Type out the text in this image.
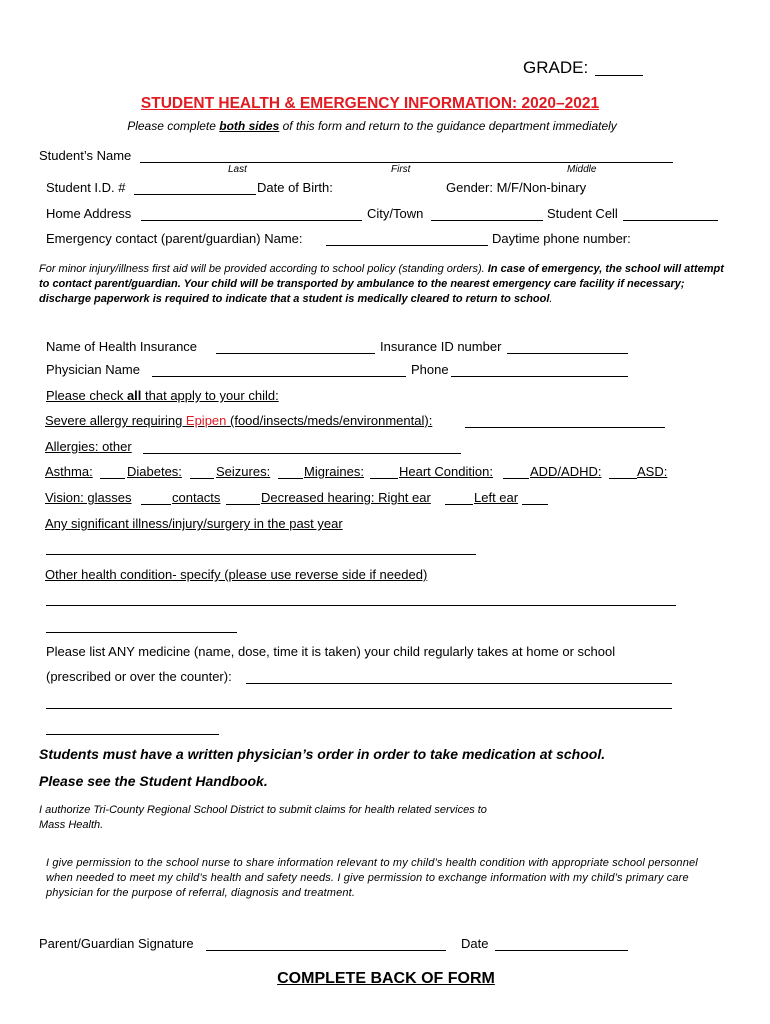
GRADE:
STUDENT HEALTH & EMERGENCY INFORMATION: 2020–2021
Please complete both sides of this form and return to the guidance department immediately
Student’s Name
Last	First	Middle
Student I.D. #	Date of Birth:	Gender: M/F/Non-binary
Home Address	City/Town	Student Cell
Emergency contact (parent/guardian) Name:	Daytime phone number:
For minor injury/illness first aid will be provided according to school policy (standing orders). In case of emergency, the school will attempt to contact parent/guardian. Your child will be transported by ambulance to the nearest emergency care facility if necessary; discharge paperwork is required to indicate that a student is medically cleared to return to school.
Name of Health Insurance	Insurance ID number
Physician Name	Phone
Please check all that apply to your child:
Severe allergy requiring Epipen (food/insects/meds/environmental):
Allergies: other
Asthma:	Diabetes:	Seizures:	Migraines:	Heart Condition:	ADD/ADHD:	ASD:
Vision: glasses	contacts	Decreased hearing: Right ear	Left ear
Any significant illness/injury/surgery in the past year
Other health condition- specify (please use reverse side if needed)
Please list ANY medicine (name, dose, time it is taken) your child regularly takes at home or school
(prescribed or over the counter):
Students must have a written physician’s order in order to take medication at school.
Please see the Student Handbook.
I authorize Tri-County Regional School District to submit claims for health related services to
Mass Health.
I give permission to the school nurse to share information relevant to my child’s health condition with appropriate school personnel when needed to meet my child’s health and safety needs. I give permission to exchange information with my child’s primary care physician for the purpose of referral, diagnosis and treatment.
Parent/Guardian Signature	Date
COMPLETE BACK OF FORM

WORK INSTRUCTIONS
Leave out the pictures and copy every record above exactly.

FULL SOLUTION
Type out the text in this image.
GRADE:
STUDENT HEALTH & EMERGENCY INFORMATION: 2020–2021
Please complete both sides of this form and return to the guidance department immediately
Student’s Name
Last	First	Middle
Student I.D. #	Date of Birth:	Gender: M/F/Non-binary
Home Address	City/Town	Student Cell
Emergency contact (parent/guardian) Name:	Daytime phone number:
For minor injury/illness first aid will be provided according to school policy (standing orders). In case of emergency, the school will attempt to contact parent/guardian. Your child will be transported by ambulance to the nearest emergency care facility if necessary; discharge paperwork is required to indicate that a student is medically cleared to return to school.
Name of Health Insurance	Insurance ID number
Physician Name	Phone
Please check all that apply to your child:
Severe allergy requiring Epipen (food/insects/meds/environmental):
Allergies: other
Asthma:	Diabetes:	Seizures:	Migraines:	Heart Condition:	ADD/ADHD:	ASD:
Vision: glasses	contacts	Decreased hearing: Right ear	Left ear
Any significant illness/injury/surgery in the past year
Other health condition- specify (please use reverse side if needed)
Please list ANY medicine (name, dose, time it is taken) your child regularly takes at home or school
(prescribed or over the counter):
Students must have a written physician’s order in order to take medication at school.
Please see the Student Handbook.
I authorize Tri-County Regional School District to submit claims for health related services to
Mass Health.
I give permission to the school nurse to share information relevant to my child’s health condition with appropriate school personnel when needed to meet my child’s health and safety needs. I give permission to exchange information with my child’s primary care physician for the purpose of referral, diagnosis and treatment.
Parent/Guardian Signature	Date
COMPLETE BACK OF FORM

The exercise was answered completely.